==== Input for this task

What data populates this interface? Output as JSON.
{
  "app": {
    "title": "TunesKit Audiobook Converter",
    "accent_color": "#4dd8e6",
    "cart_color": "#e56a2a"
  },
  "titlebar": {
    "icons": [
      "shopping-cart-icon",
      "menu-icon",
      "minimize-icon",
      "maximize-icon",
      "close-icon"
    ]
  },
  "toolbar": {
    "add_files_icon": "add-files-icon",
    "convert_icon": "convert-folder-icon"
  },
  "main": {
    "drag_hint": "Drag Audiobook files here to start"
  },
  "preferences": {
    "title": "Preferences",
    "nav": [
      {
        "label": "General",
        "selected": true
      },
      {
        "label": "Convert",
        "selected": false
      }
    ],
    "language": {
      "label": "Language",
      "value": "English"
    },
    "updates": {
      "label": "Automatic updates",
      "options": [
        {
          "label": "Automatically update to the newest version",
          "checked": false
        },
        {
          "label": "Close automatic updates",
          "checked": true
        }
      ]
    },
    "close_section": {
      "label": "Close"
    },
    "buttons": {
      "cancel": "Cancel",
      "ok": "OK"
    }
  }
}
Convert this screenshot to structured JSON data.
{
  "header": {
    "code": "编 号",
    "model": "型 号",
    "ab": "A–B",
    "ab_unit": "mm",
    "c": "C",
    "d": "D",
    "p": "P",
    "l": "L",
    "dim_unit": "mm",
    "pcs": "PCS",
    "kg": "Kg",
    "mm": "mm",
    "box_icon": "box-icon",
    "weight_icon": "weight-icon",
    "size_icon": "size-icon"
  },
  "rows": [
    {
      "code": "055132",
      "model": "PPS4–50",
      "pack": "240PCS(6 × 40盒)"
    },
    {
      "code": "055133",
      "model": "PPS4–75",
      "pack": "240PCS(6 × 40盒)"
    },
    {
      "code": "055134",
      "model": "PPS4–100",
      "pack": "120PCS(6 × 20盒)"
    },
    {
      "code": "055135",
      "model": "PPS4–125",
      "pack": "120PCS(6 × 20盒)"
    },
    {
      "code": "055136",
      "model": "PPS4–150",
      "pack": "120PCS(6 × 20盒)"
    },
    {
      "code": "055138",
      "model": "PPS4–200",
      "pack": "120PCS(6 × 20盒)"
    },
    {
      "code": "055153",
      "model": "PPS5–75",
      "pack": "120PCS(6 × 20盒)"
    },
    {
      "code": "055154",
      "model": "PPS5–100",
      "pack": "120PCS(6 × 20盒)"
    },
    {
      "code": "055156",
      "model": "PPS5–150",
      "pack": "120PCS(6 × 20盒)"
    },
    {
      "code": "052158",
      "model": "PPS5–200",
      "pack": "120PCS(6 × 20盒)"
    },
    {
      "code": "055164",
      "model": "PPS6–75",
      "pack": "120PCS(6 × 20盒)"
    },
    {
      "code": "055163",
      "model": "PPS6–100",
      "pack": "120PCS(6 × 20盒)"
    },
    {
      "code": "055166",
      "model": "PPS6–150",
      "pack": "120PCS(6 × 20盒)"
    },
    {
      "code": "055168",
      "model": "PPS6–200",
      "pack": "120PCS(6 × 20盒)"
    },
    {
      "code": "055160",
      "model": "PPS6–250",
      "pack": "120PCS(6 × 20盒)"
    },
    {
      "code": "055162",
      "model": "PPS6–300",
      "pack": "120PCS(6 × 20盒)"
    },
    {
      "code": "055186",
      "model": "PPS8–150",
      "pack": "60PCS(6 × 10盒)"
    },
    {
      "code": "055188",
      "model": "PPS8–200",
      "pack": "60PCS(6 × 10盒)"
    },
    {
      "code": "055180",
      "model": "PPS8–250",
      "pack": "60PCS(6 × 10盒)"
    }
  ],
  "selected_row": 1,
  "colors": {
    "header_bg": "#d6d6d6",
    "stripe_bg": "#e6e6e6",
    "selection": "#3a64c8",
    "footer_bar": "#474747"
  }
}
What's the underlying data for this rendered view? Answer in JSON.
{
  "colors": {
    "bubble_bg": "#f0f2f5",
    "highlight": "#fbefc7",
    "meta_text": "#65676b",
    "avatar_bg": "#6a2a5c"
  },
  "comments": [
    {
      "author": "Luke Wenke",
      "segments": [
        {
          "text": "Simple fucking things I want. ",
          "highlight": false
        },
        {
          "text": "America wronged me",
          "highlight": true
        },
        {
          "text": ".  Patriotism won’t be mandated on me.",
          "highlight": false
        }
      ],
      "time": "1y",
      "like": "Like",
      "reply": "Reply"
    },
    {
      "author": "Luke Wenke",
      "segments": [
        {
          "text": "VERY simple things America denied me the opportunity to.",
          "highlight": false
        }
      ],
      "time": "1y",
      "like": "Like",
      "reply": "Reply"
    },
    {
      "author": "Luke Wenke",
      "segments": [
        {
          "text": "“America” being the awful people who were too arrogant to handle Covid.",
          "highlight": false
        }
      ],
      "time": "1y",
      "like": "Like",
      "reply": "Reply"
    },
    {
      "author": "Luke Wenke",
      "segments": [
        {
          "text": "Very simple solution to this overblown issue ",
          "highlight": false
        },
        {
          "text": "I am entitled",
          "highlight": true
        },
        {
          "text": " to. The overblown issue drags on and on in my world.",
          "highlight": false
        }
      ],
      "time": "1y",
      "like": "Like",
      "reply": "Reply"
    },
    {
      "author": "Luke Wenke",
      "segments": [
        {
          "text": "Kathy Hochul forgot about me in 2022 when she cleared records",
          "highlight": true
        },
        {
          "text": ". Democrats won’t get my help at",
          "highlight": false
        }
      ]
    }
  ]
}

========

#### Problem to solve:
Say how many lines above contain the string "files". Answer with the number only.

#### Full answer:
2